RECORD EXTRACTS:
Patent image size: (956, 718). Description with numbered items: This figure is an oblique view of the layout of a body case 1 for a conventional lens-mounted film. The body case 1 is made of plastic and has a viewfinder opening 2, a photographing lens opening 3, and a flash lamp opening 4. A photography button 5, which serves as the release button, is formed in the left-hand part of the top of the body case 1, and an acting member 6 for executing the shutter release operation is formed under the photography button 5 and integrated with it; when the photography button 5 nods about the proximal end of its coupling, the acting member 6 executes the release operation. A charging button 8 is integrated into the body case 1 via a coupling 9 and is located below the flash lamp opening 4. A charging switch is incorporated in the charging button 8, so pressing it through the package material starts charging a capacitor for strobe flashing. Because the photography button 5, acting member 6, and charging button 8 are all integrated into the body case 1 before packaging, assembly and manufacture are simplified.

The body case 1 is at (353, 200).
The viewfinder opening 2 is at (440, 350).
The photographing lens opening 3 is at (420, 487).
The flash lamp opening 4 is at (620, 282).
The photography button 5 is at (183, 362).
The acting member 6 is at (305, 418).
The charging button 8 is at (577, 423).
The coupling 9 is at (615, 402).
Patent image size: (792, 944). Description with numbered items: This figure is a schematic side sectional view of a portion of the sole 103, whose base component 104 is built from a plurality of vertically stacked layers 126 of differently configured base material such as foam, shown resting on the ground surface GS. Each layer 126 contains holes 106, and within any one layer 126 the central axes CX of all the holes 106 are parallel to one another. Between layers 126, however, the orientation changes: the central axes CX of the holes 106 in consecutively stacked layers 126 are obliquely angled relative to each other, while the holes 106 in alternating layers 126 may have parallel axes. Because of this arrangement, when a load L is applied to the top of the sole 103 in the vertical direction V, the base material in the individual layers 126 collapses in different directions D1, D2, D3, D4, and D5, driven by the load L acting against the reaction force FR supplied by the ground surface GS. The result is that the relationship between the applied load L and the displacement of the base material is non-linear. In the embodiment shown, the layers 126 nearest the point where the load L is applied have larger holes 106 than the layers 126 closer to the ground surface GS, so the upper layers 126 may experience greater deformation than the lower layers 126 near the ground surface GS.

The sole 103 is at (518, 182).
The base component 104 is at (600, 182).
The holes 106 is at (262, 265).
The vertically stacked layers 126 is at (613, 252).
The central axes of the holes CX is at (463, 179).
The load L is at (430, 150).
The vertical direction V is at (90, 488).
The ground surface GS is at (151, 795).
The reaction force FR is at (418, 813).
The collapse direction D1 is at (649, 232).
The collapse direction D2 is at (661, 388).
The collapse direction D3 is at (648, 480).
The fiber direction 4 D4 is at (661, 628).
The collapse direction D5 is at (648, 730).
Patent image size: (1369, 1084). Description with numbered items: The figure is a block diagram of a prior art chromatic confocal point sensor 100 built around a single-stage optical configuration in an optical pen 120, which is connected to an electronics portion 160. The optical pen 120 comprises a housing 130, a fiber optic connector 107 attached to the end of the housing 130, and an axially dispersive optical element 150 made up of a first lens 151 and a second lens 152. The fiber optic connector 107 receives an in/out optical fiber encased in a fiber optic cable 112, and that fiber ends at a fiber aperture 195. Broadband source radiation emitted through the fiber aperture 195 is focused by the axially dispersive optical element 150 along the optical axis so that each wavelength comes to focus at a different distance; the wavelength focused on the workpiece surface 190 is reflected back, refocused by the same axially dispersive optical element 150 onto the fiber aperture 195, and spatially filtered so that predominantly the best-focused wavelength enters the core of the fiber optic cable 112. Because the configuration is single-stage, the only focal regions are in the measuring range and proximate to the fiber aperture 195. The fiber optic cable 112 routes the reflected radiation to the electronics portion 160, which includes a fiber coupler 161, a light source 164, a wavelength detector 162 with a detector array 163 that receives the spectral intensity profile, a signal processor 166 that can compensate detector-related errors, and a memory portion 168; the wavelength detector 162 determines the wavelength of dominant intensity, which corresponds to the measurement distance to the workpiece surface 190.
--
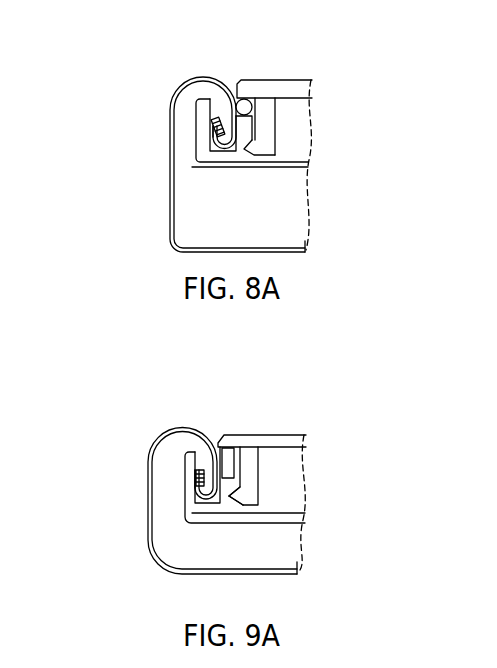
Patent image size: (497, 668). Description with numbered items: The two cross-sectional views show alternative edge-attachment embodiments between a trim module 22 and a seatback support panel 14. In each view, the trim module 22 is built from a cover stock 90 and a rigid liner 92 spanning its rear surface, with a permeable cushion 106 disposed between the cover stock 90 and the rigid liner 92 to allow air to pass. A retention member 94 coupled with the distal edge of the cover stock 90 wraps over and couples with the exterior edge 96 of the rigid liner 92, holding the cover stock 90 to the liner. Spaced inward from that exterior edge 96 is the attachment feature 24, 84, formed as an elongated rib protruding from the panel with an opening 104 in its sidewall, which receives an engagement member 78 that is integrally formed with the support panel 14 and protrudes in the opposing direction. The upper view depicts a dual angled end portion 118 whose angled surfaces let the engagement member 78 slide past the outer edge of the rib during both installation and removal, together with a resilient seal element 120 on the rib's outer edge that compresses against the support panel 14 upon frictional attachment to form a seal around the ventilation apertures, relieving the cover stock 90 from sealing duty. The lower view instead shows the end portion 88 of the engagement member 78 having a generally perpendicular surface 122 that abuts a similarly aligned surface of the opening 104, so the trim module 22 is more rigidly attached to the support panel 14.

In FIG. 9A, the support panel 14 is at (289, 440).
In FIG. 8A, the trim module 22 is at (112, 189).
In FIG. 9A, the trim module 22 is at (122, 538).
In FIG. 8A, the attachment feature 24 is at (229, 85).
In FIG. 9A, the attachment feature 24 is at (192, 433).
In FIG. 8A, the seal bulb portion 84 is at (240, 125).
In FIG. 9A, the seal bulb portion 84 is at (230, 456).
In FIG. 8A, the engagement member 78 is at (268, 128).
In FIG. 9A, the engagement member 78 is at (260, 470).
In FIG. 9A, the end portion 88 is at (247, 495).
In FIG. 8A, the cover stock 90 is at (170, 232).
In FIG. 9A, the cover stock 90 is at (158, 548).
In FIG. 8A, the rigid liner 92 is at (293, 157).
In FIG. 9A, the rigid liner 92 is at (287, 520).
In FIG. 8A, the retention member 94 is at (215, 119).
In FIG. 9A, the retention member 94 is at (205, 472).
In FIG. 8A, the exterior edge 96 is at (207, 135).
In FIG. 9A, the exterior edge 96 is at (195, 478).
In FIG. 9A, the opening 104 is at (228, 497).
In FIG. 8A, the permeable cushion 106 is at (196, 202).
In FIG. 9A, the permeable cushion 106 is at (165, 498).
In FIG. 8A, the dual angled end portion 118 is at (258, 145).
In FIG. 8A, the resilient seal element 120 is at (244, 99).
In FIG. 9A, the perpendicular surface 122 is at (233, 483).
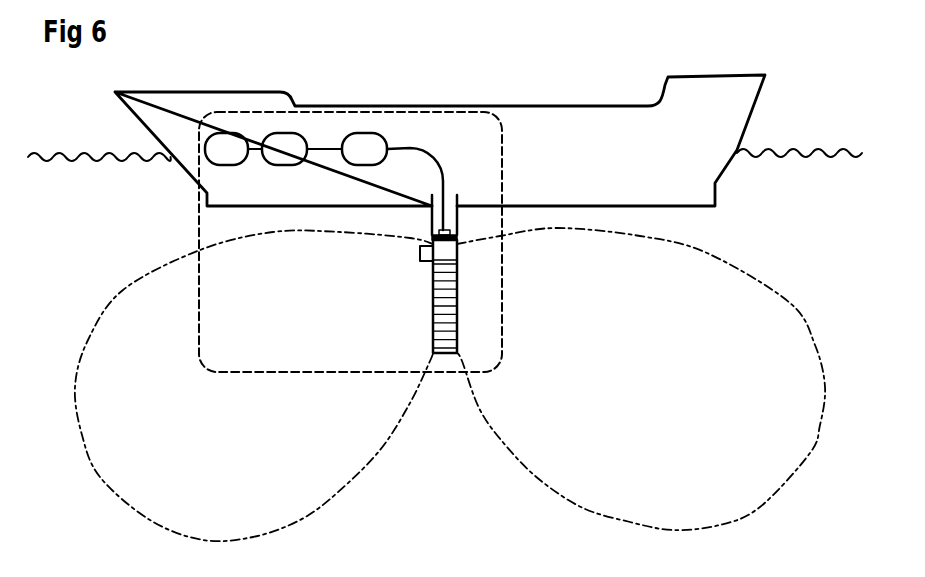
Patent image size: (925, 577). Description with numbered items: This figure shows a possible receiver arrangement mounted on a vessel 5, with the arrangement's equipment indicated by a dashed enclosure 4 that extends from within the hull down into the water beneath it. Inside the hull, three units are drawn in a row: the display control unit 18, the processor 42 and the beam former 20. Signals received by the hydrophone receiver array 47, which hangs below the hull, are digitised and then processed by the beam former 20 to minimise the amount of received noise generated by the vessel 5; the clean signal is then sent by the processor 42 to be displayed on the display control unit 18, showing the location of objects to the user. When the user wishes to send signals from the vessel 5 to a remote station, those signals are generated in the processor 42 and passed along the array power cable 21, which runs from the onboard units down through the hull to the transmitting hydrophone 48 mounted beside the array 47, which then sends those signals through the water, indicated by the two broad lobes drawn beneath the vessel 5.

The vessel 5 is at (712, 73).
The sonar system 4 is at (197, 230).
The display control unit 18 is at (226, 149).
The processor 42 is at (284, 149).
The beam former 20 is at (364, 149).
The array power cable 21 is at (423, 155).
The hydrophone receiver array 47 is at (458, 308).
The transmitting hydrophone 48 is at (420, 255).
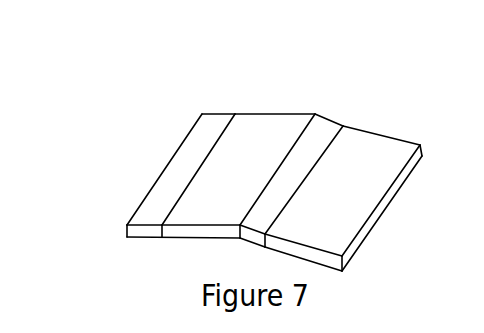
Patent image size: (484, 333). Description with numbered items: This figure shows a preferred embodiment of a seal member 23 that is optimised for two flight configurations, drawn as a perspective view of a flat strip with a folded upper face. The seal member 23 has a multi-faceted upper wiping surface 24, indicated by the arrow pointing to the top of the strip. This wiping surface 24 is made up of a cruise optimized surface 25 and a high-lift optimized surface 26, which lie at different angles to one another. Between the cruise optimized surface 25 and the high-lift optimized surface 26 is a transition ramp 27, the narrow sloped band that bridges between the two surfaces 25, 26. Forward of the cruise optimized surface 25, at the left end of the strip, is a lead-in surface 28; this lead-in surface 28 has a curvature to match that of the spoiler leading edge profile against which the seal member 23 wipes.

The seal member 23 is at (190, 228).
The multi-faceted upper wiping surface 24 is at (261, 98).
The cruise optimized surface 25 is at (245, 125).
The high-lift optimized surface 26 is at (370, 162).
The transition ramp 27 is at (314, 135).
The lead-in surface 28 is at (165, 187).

WHAT YOU ARE ASKED TO DO:
Please repeat, without any change, everything in the records from the line containing "Patent image size: (792, 944)." down to the line containing "The collapse direction D5 is at (648, 730).", including both of those lines.

EXPECTED ANSWER:
Patent image size: (792, 944). Description with numbered items: This figure is a schematic side sectional view of a portion of the sole 103, whose base component 104 is built from a plurality of vertically stacked layers 126 of differently configured base material such as foam, shown resting on the ground surface GS. Each layer 126 contains holes 106, and within any one layer 126 the central axes CX of all the holes 106 are parallel to one another. Between layers 126, however, the orientation changes: the central axes CX of the holes 106 in consecutively stacked layers 126 are obliquely angled relative to each other, while the holes 106 in alternating layers 126 may have parallel axes. Because of this arrangement, when a load L is applied to the top of the sole 103 in the vertical direction V, the base material in the individual layers 126 collapses in different directions D1, D2, D3, D4, and D5, driven by the load L acting against the reaction force FR supplied by the ground surface GS. The result is that the relationship between the applied load L and the displacement of the base material is non-linear. In the embodiment shown, the layers 126 nearest the point where the load L is applied have larger holes 106 than the layers 126 closer to the ground surface GS, so the upper layers 126 may experience greater deformation than the lower layers 126 near the ground surface GS.

The sole 103 is at (518, 182).
The base component 104 is at (600, 182).
The holes 106 is at (262, 265).
The vertically stacked layers 126 is at (613, 252).
The central axes of the holes CX is at (463, 179).
The load L is at (430, 150).
The vertical direction V is at (90, 488).
The ground surface GS is at (151, 795).
The reaction force FR is at (418, 813).
The collapse direction D1 is at (649, 232).
The collapse direction D2 is at (661, 388).
The collapse direction D3 is at (648, 480).
The fiber direction 4 D4 is at (661, 628).
The collapse direction D5 is at (648, 730).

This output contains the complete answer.